Pictures don't belong in the copy; print all the records exactly.

====== Rows ======

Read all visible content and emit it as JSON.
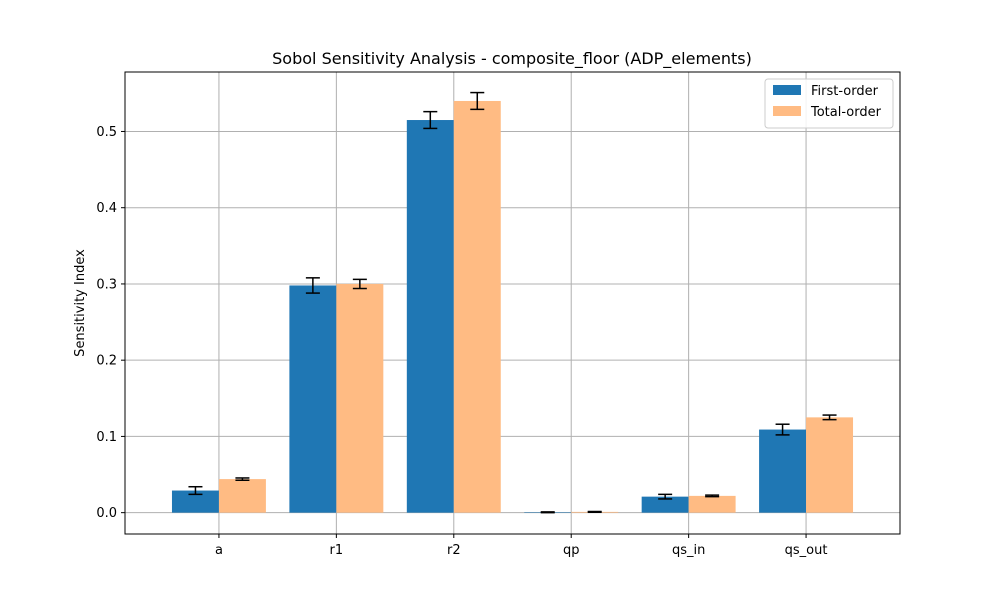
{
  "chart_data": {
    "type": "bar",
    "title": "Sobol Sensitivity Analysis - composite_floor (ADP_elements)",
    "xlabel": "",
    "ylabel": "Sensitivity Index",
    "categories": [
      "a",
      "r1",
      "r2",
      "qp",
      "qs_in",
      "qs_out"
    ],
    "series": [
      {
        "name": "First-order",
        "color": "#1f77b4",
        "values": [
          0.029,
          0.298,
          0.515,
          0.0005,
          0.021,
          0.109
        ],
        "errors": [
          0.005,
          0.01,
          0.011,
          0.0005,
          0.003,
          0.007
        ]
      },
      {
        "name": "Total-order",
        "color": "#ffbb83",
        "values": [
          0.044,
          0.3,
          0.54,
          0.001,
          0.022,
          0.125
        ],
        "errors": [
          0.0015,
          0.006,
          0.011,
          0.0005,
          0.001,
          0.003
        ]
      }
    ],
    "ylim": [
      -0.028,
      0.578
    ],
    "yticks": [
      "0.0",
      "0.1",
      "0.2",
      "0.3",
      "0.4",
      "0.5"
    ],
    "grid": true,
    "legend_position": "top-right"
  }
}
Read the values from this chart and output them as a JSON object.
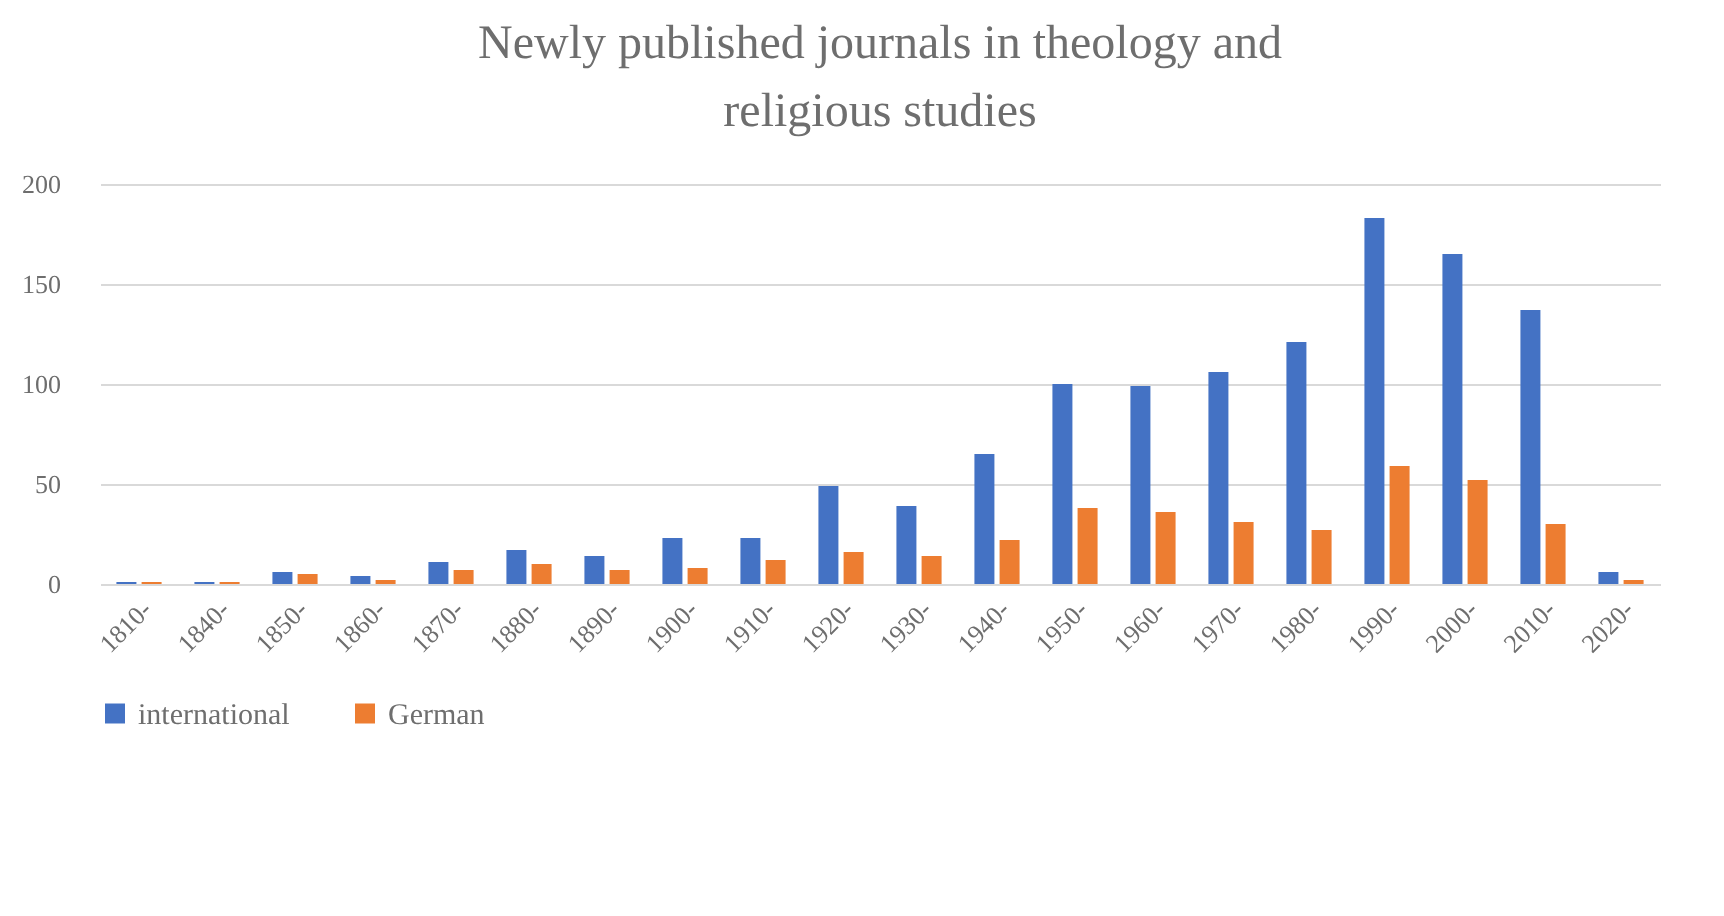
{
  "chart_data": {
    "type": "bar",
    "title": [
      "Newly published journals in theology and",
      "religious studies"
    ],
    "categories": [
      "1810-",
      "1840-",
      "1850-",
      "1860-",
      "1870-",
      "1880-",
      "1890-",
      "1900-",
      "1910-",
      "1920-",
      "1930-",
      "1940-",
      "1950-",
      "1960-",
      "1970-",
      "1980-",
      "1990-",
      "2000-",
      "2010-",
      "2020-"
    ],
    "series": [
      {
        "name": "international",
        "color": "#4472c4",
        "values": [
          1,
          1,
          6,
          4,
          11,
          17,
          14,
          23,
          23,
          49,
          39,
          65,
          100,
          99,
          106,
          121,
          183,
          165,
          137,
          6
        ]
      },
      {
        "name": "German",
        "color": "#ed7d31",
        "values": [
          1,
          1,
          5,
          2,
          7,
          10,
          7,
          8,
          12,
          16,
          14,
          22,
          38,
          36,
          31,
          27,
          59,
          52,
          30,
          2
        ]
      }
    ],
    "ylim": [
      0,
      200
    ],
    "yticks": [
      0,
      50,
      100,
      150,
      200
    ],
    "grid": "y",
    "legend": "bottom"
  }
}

======

**Solution for this problem:**
Read all visible content and emit it as JSON.
{
  "chart_data": {
    "type": "bar",
    "title": "Sobol Sensitivity Analysis - composite_floor (ADP_elements)",
    "xlabel": "",
    "ylabel": "Sensitivity Index",
    "categories": [
      "a",
      "r1",
      "r2",
      "qp",
      "qs_in",
      "qs_out"
    ],
    "series": [
      {
        "name": "First-order",
        "color": "#1f77b4",
        "values": [
          0.029,
          0.298,
          0.515,
          0.0005,
          0.021,
          0.109
        ],
        "errors": [
          0.005,
          0.01,
          0.011,
          0.0005,
          0.003,
          0.007
        ]
      },
      {
        "name": "Total-order",
        "color": "#ffbb83",
        "values": [
          0.044,
          0.3,
          0.54,
          0.001,
          0.022,
          0.125
        ],
        "errors": [
          0.0015,
          0.006,
          0.011,
          0.0005,
          0.001,
          0.003
        ]
      }
    ],
    "ylim": [
      -0.028,
      0.578
    ],
    "yticks": [
      "0.0",
      "0.1",
      "0.2",
      "0.3",
      "0.4",
      "0.5"
    ],
    "grid": true,
    "legend_position": "top-right"
  }
}
Read the values from this chart and output them as a JSON object.
{
  "chart_data": {
    "type": "bar",
    "title": [
      "Newly published journals in theology and",
      "religious studies"
    ],
    "categories": [
      "1810-",
      "1840-",
      "1850-",
      "1860-",
      "1870-",
      "1880-",
      "1890-",
      "1900-",
      "1910-",
      "1920-",
      "1930-",
      "1940-",
      "1950-",
      "1960-",
      "1970-",
      "1980-",
      "1990-",
      "2000-",
      "2010-",
      "2020-"
    ],
    "series": [
      {
        "name": "international",
        "color": "#4472c4",
        "values": [
          1,
          1,
          6,
          4,
          11,
          17,
          14,
          23,
          23,
          49,
          39,
          65,
          100,
          99,
          106,
          121,
          183,
          165,
          137,
          6
        ]
      },
      {
        "name": "German",
        "color": "#ed7d31",
        "values": [
          1,
          1,
          5,
          2,
          7,
          10,
          7,
          8,
          12,
          16,
          14,
          22,
          38,
          36,
          31,
          27,
          59,
          52,
          30,
          2
        ]
      }
    ],
    "ylim": [
      0,
      200
    ],
    "yticks": [
      0,
      50,
      100,
      150,
      200
    ],
    "grid": "y",
    "legend": "bottom"
  }
}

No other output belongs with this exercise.